What the task requires
Could you find each line of the data below that contains the word "piano" and copy those lines?

Material supplied
BEGIN

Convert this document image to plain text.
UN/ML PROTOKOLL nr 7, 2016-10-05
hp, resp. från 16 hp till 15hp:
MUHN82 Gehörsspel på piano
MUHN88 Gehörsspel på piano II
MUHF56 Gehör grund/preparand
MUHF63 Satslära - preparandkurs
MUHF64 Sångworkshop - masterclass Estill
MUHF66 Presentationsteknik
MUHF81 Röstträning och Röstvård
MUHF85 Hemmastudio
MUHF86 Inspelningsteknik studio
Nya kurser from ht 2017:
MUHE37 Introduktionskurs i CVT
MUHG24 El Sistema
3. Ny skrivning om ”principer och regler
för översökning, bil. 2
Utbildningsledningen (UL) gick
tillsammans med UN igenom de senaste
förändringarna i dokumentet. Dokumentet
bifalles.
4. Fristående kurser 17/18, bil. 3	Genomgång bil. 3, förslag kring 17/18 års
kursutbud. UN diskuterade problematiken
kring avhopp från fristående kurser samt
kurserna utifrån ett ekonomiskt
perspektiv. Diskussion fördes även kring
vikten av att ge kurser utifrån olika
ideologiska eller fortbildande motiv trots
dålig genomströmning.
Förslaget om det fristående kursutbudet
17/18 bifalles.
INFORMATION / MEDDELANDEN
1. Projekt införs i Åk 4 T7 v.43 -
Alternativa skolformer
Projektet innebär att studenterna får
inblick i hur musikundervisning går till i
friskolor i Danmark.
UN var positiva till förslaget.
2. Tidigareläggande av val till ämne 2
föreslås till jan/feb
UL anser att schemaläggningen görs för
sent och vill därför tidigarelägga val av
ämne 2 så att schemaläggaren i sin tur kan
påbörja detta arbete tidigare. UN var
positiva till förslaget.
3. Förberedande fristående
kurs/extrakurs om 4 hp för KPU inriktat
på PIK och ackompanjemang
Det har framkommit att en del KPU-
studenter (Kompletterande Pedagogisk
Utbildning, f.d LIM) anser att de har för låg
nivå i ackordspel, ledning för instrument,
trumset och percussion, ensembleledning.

END

Written response
MUHN82 Gehörsspel på piano
MUHN88 Gehörsspel på piano II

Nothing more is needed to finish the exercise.